— Task to carry out —
Which lines hold the word "close"? Copy each of them from the material.

Chart and figure data:
— begin —
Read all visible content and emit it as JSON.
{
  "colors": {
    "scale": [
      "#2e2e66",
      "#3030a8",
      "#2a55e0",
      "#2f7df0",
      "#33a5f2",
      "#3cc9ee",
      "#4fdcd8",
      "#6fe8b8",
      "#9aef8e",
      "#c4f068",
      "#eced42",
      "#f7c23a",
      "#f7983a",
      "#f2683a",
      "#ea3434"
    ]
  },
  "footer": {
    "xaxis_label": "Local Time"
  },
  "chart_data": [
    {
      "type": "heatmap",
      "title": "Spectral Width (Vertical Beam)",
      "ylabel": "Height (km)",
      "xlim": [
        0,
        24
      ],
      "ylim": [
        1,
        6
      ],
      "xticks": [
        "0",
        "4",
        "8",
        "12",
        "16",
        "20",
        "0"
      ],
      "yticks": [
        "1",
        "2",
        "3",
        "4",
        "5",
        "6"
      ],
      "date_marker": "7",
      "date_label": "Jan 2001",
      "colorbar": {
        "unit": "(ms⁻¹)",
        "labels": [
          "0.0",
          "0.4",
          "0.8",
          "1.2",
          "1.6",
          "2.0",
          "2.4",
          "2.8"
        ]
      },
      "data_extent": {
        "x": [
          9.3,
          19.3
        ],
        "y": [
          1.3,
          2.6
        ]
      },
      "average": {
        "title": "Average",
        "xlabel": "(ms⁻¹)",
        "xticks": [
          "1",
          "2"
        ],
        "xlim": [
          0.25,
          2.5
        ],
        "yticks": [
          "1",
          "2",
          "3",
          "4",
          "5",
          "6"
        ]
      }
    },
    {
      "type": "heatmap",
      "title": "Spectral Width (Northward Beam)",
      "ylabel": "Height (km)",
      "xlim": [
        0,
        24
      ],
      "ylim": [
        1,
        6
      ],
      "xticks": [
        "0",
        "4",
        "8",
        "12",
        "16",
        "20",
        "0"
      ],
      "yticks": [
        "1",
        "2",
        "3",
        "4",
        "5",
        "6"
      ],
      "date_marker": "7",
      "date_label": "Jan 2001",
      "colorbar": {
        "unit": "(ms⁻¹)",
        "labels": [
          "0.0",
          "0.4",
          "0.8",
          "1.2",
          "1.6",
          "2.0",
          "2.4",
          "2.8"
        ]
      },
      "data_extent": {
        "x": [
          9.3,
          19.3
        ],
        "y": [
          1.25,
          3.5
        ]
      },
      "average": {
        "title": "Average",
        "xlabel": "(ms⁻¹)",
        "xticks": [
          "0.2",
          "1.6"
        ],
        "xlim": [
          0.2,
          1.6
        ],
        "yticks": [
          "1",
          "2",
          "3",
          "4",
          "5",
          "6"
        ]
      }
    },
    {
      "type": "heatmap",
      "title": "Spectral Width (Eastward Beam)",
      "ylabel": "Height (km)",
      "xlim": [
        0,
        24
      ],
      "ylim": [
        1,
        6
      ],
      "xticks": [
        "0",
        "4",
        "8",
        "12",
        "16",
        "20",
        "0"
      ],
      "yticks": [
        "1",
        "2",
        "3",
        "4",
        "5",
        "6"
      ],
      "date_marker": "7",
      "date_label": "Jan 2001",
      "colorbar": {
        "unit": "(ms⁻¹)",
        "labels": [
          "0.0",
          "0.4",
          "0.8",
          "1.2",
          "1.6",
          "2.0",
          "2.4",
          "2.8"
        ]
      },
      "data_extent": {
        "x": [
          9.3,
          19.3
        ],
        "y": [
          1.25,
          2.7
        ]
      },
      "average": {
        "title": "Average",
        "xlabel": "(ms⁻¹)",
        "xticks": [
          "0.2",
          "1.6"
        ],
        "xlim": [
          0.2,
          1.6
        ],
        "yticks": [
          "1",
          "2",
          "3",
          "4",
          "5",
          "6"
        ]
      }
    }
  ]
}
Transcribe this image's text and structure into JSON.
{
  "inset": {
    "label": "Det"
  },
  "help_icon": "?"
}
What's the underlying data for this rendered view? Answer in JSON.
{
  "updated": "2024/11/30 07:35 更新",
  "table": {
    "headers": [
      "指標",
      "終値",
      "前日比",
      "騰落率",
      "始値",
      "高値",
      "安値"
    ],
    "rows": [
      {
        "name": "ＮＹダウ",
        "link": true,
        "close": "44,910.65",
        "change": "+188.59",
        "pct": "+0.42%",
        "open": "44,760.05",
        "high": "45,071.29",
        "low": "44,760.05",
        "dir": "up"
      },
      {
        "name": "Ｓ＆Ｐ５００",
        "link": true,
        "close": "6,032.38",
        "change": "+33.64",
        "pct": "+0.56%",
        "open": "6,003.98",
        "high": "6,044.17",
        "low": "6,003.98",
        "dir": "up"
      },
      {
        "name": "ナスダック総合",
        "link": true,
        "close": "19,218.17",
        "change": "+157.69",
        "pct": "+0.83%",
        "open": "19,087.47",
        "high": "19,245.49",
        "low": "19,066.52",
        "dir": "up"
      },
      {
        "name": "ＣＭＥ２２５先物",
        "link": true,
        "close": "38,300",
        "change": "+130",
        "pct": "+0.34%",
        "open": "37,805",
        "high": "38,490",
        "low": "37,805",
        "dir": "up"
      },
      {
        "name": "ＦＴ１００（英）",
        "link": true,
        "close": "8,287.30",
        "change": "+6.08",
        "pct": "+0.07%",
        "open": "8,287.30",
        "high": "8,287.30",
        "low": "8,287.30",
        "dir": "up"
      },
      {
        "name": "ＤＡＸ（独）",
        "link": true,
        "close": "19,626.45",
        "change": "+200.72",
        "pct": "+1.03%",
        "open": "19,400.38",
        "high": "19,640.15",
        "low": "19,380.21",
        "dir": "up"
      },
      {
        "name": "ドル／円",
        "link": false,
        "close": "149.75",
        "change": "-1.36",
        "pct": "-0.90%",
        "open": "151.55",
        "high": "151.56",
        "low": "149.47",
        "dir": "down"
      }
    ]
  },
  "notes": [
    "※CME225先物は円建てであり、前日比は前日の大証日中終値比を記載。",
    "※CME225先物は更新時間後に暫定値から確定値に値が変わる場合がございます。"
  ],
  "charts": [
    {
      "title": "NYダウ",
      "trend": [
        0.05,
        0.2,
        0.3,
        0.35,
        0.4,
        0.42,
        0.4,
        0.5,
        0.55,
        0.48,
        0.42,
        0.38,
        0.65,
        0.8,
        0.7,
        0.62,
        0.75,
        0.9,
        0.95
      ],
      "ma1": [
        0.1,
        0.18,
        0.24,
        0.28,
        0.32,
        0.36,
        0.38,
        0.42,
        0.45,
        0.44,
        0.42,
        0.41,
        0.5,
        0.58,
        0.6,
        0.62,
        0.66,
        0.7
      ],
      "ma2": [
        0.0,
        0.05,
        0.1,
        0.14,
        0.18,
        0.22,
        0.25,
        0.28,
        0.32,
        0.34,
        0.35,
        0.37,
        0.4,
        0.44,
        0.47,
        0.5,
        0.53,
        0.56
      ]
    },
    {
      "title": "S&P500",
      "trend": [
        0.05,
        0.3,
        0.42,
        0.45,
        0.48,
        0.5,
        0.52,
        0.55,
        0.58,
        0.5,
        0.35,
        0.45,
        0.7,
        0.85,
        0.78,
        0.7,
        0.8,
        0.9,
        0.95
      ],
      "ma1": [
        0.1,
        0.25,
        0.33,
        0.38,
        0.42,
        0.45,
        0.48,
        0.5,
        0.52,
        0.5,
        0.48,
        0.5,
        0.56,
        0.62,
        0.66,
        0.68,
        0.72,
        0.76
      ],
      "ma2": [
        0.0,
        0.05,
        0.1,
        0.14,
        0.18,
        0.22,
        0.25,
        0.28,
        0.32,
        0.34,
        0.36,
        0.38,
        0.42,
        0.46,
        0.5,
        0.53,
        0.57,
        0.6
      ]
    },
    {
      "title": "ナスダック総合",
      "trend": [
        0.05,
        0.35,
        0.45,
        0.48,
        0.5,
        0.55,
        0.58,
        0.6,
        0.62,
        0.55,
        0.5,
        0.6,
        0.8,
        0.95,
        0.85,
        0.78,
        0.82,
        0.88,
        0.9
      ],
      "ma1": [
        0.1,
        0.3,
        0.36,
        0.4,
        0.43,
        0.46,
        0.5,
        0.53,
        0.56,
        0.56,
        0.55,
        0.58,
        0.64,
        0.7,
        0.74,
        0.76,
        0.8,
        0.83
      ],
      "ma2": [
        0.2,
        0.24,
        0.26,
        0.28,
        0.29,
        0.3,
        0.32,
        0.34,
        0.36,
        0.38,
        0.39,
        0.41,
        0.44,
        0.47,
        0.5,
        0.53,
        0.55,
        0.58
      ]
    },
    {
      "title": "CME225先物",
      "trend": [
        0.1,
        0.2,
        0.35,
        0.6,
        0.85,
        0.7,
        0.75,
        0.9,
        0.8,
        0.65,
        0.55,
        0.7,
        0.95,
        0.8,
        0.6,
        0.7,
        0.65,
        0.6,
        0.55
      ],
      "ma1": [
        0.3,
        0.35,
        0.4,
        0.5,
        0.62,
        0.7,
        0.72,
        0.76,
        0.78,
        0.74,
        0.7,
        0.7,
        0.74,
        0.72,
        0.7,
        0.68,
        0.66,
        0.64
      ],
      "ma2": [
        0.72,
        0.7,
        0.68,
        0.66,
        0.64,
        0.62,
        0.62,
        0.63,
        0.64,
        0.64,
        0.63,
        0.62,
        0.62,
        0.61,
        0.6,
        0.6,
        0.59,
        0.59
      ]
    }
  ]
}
— end —
— Solution to this task —
        "close": "44,910.65",
        "close": "6,032.38",
        "close": "19,218.17",
        "close": "38,300",
        "close": "8,287.30",
        "close": "19,626.45",
        "close": "149.75",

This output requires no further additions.